What this task involves:
Pick out all lines with the word "icon" from the records that follow.

Collection entries
[START]

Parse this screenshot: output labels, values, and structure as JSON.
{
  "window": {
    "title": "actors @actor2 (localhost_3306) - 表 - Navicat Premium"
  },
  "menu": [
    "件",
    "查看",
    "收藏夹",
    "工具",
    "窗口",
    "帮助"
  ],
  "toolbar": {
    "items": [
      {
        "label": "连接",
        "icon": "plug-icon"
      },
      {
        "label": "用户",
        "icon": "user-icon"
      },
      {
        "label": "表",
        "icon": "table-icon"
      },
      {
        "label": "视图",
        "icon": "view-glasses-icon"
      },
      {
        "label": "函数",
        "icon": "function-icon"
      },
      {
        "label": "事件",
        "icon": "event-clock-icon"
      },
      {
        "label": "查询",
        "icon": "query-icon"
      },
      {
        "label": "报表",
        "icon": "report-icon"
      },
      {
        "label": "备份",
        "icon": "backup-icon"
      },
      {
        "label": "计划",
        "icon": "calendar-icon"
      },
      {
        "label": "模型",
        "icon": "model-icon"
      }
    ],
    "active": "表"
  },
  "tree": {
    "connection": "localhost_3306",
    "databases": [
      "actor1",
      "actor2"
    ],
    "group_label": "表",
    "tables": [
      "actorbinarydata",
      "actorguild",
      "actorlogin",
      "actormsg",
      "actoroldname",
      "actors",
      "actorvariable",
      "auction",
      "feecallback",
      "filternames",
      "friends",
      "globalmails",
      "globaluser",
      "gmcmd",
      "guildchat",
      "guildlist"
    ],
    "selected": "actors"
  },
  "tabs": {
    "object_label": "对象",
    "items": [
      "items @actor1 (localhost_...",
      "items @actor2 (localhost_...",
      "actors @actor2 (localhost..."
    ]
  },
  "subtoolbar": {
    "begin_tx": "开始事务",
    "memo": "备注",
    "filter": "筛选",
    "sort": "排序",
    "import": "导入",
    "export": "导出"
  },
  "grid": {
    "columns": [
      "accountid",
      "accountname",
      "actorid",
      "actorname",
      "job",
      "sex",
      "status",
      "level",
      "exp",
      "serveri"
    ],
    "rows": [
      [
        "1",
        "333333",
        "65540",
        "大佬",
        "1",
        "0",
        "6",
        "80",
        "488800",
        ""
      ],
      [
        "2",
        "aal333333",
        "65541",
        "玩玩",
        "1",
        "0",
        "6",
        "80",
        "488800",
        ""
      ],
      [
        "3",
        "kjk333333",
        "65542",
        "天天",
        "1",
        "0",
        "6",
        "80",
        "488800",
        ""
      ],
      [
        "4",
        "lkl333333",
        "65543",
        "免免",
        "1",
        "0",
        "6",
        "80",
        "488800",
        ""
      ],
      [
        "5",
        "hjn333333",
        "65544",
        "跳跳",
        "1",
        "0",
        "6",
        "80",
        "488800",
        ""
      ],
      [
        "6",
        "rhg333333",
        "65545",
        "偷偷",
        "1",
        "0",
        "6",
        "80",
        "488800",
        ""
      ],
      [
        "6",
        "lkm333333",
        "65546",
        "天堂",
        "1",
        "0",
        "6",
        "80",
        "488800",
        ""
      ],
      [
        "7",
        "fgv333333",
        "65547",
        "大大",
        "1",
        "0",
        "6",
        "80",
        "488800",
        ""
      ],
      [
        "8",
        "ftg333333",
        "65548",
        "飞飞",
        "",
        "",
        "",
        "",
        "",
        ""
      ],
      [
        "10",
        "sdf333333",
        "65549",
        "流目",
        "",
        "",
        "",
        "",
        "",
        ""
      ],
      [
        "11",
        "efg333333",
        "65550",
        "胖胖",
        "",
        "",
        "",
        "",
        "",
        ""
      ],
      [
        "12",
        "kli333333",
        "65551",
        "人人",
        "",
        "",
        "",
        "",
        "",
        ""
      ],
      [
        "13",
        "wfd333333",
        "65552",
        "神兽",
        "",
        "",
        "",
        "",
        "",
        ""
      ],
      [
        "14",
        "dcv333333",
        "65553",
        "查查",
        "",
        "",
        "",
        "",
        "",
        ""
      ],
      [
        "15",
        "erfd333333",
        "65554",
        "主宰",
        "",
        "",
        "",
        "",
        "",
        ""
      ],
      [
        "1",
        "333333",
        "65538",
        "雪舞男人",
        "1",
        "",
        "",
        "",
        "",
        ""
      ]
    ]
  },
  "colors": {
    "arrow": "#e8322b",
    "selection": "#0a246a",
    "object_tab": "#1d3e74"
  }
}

[END]

Expected output:
        "icon": "plug-icon"
        "icon": "user-icon"
        "icon": "table-icon"
        "icon": "view-glasses-icon"
        "icon": "function-icon"
        "icon": "event-clock-icon"
        "icon": "query-icon"
        "icon": "report-icon"
        "icon": "backup-icon"
        "icon": "calendar-icon"
        "icon": "model-icon"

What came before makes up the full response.